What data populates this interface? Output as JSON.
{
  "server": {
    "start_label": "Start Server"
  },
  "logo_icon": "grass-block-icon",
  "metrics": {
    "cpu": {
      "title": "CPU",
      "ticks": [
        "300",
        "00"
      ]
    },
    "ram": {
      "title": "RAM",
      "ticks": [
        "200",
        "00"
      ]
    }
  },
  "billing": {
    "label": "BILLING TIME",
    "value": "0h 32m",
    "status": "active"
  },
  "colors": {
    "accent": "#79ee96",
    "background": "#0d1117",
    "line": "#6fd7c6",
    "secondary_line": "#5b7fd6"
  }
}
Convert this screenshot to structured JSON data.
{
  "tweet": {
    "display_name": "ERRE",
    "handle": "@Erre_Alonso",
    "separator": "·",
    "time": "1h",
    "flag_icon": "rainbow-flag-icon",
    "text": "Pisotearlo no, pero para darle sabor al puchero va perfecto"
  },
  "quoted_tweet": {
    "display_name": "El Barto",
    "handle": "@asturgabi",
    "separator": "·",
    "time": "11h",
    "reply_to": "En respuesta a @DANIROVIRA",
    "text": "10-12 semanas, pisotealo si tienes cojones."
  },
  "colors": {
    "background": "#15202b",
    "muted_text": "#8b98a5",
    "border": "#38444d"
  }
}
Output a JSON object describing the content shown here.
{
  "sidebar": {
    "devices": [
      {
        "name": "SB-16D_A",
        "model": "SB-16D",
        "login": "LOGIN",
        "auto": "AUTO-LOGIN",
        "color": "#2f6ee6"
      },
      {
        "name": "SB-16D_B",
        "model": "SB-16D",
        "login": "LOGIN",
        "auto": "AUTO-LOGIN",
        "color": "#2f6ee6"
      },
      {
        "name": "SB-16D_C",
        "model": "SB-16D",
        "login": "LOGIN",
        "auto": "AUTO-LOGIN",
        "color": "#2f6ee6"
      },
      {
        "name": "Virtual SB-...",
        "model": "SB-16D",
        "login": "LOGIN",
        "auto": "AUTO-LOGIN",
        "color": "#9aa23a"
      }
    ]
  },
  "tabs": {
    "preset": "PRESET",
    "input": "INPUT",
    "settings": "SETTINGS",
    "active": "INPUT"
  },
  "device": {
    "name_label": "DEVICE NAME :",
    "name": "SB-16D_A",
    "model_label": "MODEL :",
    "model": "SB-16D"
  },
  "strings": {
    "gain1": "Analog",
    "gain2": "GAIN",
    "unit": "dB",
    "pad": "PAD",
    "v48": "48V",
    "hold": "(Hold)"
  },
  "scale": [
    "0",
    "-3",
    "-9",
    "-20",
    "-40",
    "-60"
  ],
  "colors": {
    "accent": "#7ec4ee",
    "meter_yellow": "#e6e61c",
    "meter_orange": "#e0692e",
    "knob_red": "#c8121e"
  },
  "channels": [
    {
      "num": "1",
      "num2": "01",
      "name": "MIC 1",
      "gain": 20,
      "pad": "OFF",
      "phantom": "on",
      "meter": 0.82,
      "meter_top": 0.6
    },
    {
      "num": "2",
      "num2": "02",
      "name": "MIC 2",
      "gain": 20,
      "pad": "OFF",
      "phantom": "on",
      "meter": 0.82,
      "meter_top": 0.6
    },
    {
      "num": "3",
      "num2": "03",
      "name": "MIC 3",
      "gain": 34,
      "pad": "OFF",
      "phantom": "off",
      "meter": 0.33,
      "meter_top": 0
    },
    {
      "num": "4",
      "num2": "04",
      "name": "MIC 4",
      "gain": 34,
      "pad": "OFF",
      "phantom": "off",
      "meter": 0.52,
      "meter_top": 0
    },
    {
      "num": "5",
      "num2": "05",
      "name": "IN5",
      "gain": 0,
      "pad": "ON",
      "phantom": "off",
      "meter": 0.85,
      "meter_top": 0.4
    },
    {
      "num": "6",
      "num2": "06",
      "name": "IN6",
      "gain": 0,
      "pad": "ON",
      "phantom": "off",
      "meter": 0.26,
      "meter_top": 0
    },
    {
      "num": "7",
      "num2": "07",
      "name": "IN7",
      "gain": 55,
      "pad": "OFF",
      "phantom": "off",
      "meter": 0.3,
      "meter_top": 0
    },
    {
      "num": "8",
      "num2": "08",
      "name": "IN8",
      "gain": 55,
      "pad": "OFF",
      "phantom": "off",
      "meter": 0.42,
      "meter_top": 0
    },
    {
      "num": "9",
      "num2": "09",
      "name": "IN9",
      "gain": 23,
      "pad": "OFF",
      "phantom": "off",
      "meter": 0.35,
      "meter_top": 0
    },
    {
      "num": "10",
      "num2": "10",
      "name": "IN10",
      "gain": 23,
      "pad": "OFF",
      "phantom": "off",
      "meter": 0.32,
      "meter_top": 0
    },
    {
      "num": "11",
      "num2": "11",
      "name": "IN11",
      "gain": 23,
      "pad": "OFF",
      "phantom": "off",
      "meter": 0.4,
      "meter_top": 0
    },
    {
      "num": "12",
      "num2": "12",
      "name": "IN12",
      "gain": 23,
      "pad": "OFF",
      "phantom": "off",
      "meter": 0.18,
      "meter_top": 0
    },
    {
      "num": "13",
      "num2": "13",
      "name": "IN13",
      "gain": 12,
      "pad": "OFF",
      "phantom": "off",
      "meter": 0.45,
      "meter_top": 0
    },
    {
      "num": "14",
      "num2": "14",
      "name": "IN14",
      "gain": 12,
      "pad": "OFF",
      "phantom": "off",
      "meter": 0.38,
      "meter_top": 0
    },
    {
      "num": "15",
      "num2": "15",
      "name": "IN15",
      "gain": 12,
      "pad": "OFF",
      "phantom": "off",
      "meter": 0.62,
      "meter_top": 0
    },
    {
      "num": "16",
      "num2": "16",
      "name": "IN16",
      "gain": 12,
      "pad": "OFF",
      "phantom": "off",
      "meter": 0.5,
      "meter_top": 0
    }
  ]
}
:::
#### GOAL
Search the records for the word "background". Copy every line that has it.

#### FINISHED TASK
    "background": "#0d1117",
    "background": "#15202b",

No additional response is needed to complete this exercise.